Aim of the exercise ▸
Keep the images out and copy every entry below exactly.

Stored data
———
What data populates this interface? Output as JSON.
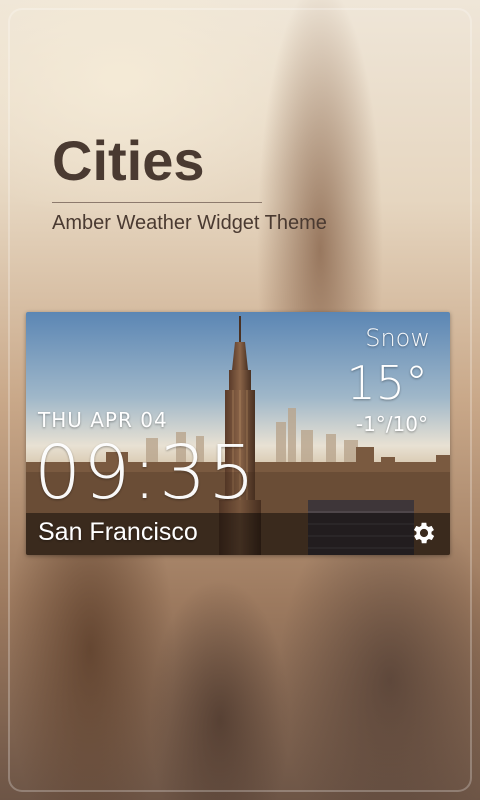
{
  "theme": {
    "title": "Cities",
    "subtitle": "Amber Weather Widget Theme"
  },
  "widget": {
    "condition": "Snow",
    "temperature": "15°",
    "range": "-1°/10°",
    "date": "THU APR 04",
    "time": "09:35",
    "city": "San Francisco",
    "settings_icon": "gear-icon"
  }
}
———
Written response ▸
What data populates this interface? Output as JSON.
{
  "theme": {
    "title": "Cities",
    "subtitle": "Amber Weather Widget Theme"
  },
  "widget": {
    "condition": "Snow",
    "temperature": "15°",
    "range": "-1°/10°",
    "date": "THU APR 04",
    "time": "09:35",
    "city": "San Francisco",
    "settings_icon": "gear-icon"
  }
}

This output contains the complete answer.